== Required work ==
Reproduce the full listing that appears beneath this instruction exactly.

== Extracted information ==
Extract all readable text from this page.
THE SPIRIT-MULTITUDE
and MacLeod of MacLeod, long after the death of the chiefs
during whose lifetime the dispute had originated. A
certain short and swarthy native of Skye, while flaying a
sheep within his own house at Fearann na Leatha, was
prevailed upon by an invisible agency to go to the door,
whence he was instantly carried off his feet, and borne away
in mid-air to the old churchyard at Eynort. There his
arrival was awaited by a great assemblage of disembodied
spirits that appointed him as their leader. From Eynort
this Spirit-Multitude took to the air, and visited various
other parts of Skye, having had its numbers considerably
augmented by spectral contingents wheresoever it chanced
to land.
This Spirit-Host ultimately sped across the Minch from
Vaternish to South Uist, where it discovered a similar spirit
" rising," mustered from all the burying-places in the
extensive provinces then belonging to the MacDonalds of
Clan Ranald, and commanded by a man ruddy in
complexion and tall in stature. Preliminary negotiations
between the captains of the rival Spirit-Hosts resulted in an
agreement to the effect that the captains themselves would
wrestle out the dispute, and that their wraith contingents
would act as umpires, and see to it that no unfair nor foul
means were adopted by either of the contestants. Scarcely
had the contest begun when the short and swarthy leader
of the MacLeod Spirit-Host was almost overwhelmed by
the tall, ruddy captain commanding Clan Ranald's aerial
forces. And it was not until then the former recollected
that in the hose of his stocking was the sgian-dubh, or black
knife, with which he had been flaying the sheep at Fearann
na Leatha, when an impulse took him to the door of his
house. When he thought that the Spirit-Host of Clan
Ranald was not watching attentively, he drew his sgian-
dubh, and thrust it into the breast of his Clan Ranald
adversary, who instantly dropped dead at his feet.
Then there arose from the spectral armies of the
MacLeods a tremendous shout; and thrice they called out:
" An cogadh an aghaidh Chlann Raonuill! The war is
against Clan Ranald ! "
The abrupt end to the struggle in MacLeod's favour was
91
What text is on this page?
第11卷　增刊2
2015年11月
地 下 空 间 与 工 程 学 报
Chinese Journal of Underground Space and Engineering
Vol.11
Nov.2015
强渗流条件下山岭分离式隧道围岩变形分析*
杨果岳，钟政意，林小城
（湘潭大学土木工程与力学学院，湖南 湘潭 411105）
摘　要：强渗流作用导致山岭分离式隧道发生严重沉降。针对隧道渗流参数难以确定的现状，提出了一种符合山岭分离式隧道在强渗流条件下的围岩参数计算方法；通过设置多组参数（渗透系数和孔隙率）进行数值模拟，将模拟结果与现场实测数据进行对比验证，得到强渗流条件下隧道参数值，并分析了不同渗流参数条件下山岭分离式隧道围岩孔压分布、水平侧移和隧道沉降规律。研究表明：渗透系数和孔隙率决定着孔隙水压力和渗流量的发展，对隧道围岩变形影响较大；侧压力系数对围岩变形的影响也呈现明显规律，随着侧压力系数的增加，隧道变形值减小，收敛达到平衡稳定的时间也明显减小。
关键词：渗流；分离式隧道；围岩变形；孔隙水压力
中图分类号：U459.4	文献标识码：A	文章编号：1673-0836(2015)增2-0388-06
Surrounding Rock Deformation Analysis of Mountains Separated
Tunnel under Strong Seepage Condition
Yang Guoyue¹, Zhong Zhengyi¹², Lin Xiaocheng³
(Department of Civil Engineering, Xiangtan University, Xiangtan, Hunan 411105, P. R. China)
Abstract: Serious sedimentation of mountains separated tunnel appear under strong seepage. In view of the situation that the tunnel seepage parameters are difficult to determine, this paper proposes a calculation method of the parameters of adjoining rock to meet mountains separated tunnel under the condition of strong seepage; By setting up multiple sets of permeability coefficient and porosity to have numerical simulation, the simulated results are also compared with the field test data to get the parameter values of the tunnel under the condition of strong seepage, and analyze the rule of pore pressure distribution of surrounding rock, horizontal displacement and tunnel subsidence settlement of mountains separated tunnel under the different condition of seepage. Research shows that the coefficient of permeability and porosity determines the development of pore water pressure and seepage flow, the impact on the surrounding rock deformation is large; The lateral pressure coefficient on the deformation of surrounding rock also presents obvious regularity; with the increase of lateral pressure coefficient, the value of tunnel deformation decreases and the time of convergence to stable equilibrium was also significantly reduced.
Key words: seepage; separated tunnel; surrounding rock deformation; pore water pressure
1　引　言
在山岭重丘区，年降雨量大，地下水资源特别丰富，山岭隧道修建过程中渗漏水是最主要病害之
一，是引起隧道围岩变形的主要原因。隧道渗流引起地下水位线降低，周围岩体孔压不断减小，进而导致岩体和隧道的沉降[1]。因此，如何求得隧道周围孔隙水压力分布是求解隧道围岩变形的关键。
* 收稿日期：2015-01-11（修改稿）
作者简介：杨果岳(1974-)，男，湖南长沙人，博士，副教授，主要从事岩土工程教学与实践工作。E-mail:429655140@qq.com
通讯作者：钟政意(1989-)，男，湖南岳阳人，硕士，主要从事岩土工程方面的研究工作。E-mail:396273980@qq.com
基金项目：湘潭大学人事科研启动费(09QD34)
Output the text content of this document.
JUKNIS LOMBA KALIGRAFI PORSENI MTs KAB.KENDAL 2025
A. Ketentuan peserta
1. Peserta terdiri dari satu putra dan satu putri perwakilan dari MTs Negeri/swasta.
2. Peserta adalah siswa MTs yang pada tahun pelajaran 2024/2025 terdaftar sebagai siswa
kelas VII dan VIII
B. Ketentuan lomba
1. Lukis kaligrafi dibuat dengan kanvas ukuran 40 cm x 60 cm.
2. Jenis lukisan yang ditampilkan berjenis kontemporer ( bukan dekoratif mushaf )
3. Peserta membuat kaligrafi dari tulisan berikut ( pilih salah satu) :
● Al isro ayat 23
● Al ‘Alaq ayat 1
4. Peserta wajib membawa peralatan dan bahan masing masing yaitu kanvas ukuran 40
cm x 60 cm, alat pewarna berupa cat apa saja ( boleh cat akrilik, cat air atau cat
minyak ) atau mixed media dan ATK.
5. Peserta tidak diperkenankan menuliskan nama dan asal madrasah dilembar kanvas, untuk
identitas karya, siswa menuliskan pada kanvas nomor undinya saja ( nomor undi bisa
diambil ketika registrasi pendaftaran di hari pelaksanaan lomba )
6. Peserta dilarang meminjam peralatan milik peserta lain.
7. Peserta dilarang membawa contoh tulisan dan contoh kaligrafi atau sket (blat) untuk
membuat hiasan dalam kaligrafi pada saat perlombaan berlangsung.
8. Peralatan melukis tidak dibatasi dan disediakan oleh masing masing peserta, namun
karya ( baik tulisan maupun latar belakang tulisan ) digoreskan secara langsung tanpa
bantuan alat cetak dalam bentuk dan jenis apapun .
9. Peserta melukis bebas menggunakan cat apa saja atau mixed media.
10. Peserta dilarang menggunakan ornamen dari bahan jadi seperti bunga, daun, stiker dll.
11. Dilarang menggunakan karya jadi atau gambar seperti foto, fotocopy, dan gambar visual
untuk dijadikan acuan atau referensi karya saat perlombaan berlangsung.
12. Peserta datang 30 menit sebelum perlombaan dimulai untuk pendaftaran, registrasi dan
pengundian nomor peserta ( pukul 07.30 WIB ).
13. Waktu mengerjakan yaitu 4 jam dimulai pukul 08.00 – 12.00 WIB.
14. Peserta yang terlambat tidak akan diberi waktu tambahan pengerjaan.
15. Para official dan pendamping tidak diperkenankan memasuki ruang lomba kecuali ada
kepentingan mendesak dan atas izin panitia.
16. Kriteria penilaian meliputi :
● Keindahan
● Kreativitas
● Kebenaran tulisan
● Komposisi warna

== Answer below ==
Extract all readable text from this page.
THE SPIRIT-MULTITUDE
and MacLeod of MacLeod, long after the death of the chiefs
during whose lifetime the dispute had originated. A
certain short and swarthy native of Skye, while flaying a
sheep within his own house at Fearann na Leatha, was
prevailed upon by an invisible agency to go to the door,
whence he was instantly carried off his feet, and borne away
in mid-air to the old churchyard at Eynort. There his
arrival was awaited by a great assemblage of disembodied
spirits that appointed him as their leader. From Eynort
this Spirit-Multitude took to the air, and visited various
other parts of Skye, having had its numbers considerably
augmented by spectral contingents wheresoever it chanced
to land.
This Spirit-Host ultimately sped across the Minch from
Vaternish to South Uist, where it discovered a similar spirit
" rising," mustered from all the burying-places in the
extensive provinces then belonging to the MacDonalds of
Clan Ranald, and commanded by a man ruddy in
complexion and tall in stature. Preliminary negotiations
between the captains of the rival Spirit-Hosts resulted in an
agreement to the effect that the captains themselves would
wrestle out the dispute, and that their wraith contingents
would act as umpires, and see to it that no unfair nor foul
means were adopted by either of the contestants. Scarcely
had the contest begun when the short and swarthy leader
of the MacLeod Spirit-Host was almost overwhelmed by
the tall, ruddy captain commanding Clan Ranald's aerial
forces. And it was not until then the former recollected
that in the hose of his stocking was the sgian-dubh, or black
knife, with which he had been flaying the sheep at Fearann
na Leatha, when an impulse took him to the door of his
house. When he thought that the Spirit-Host of Clan
Ranald was not watching attentively, he drew his sgian-
dubh, and thrust it into the breast of his Clan Ranald
adversary, who instantly dropped dead at his feet.
Then there arose from the spectral armies of the
MacLeods a tremendous shout; and thrice they called out:
" An cogadh an aghaidh Chlann Raonuill! The war is
against Clan Ranald ! "
The abrupt end to the struggle in MacLeod's favour was
91
What text is on this page?
第11卷　增刊2
2015年11月
地 下 空 间 与 工 程 学 报
Chinese Journal of Underground Space and Engineering
Vol.11
Nov.2015
强渗流条件下山岭分离式隧道围岩变形分析*
杨果岳，钟政意，林小城
（湘潭大学土木工程与力学学院，湖南 湘潭 411105）
摘　要：强渗流作用导致山岭分离式隧道发生严重沉降。针对隧道渗流参数难以确定的现状，提出了一种符合山岭分离式隧道在强渗流条件下的围岩参数计算方法；通过设置多组参数（渗透系数和孔隙率）进行数值模拟，将模拟结果与现场实测数据进行对比验证，得到强渗流条件下隧道参数值，并分析了不同渗流参数条件下山岭分离式隧道围岩孔压分布、水平侧移和隧道沉降规律。研究表明：渗透系数和孔隙率决定着孔隙水压力和渗流量的发展，对隧道围岩变形影响较大；侧压力系数对围岩变形的影响也呈现明显规律，随着侧压力系数的增加，隧道变形值减小，收敛达到平衡稳定的时间也明显减小。
关键词：渗流；分离式隧道；围岩变形；孔隙水压力
中图分类号：U459.4	文献标识码：A	文章编号：1673-0836(2015)增2-0388-06
Surrounding Rock Deformation Analysis of Mountains Separated
Tunnel under Strong Seepage Condition
Yang Guoyue¹, Zhong Zhengyi¹², Lin Xiaocheng³
(Department of Civil Engineering, Xiangtan University, Xiangtan, Hunan 411105, P. R. China)
Abstract: Serious sedimentation of mountains separated tunnel appear under strong seepage. In view of the situation that the tunnel seepage parameters are difficult to determine, this paper proposes a calculation method of the parameters of adjoining rock to meet mountains separated tunnel under the condition of strong seepage; By setting up multiple sets of permeability coefficient and porosity to have numerical simulation, the simulated results are also compared with the field test data to get the parameter values of the tunnel under the condition of strong seepage, and analyze the rule of pore pressure distribution of surrounding rock, horizontal displacement and tunnel subsidence settlement of mountains separated tunnel under the different condition of seepage. Research shows that the coefficient of permeability and porosity determines the development of pore water pressure and seepage flow, the impact on the surrounding rock deformation is large; The lateral pressure coefficient on the deformation of surrounding rock also presents obvious regularity; with the increase of lateral pressure coefficient, the value of tunnel deformation decreases and the time of convergence to stable equilibrium was also significantly reduced.
Key words: seepage; separated tunnel; surrounding rock deformation; pore water pressure
1　引　言
在山岭重丘区，年降雨量大，地下水资源特别丰富，山岭隧道修建过程中渗漏水是最主要病害之
一，是引起隧道围岩变形的主要原因。隧道渗流引起地下水位线降低，周围岩体孔压不断减小，进而导致岩体和隧道的沉降[1]。因此，如何求得隧道周围孔隙水压力分布是求解隧道围岩变形的关键。
* 收稿日期：2015-01-11（修改稿）
作者简介：杨果岳(1974-)，男，湖南长沙人，博士，副教授，主要从事岩土工程教学与实践工作。E-mail:429655140@qq.com
通讯作者：钟政意(1989-)，男，湖南岳阳人，硕士，主要从事岩土工程方面的研究工作。E-mail:396273980@qq.com
基金项目：湘潭大学人事科研启动费(09QD34)
Output the text content of this document.
JUKNIS LOMBA KALIGRAFI PORSENI MTs KAB.KENDAL 2025
A. Ketentuan peserta
1. Peserta terdiri dari satu putra dan satu putri perwakilan dari MTs Negeri/swasta.
2. Peserta adalah siswa MTs yang pada tahun pelajaran 2024/2025 terdaftar sebagai siswa
kelas VII dan VIII
B. Ketentuan lomba
1. Lukis kaligrafi dibuat dengan kanvas ukuran 40 cm x 60 cm.
2. Jenis lukisan yang ditampilkan berjenis kontemporer ( bukan dekoratif mushaf )
3. Peserta membuat kaligrafi dari tulisan berikut ( pilih salah satu) :
● Al isro ayat 23
● Al ‘Alaq ayat 1
4. Peserta wajib membawa peralatan dan bahan masing masing yaitu kanvas ukuran 40
cm x 60 cm, alat pewarna berupa cat apa saja ( boleh cat akrilik, cat air atau cat
minyak ) atau mixed media dan ATK.
5. Peserta tidak diperkenankan menuliskan nama dan asal madrasah dilembar kanvas, untuk
identitas karya, siswa menuliskan pada kanvas nomor undinya saja ( nomor undi bisa
diambil ketika registrasi pendaftaran di hari pelaksanaan lomba )
6. Peserta dilarang meminjam peralatan milik peserta lain.
7. Peserta dilarang membawa contoh tulisan dan contoh kaligrafi atau sket (blat) untuk
membuat hiasan dalam kaligrafi pada saat perlombaan berlangsung.
8. Peralatan melukis tidak dibatasi dan disediakan oleh masing masing peserta, namun
karya ( baik tulisan maupun latar belakang tulisan ) digoreskan secara langsung tanpa
bantuan alat cetak dalam bentuk dan jenis apapun .
9. Peserta melukis bebas menggunakan cat apa saja atau mixed media.
10. Peserta dilarang menggunakan ornamen dari bahan jadi seperti bunga, daun, stiker dll.
11. Dilarang menggunakan karya jadi atau gambar seperti foto, fotocopy, dan gambar visual
untuk dijadikan acuan atau referensi karya saat perlombaan berlangsung.
12. Peserta datang 30 menit sebelum perlombaan dimulai untuk pendaftaran, registrasi dan
pengundian nomor peserta ( pukul 07.30 WIB ).
13. Waktu mengerjakan yaitu 4 jam dimulai pukul 08.00 – 12.00 WIB.
14. Peserta yang terlambat tidak akan diberi waktu tambahan pengerjaan.
15. Para official dan pendamping tidak diperkenankan memasuki ruang lomba kecuali ada
kepentingan mendesak dan atas izin panitia.
16. Kriteria penilaian meliputi :
● Keindahan
● Kreativitas
● Kebenaran tulisan
● Komposisi warna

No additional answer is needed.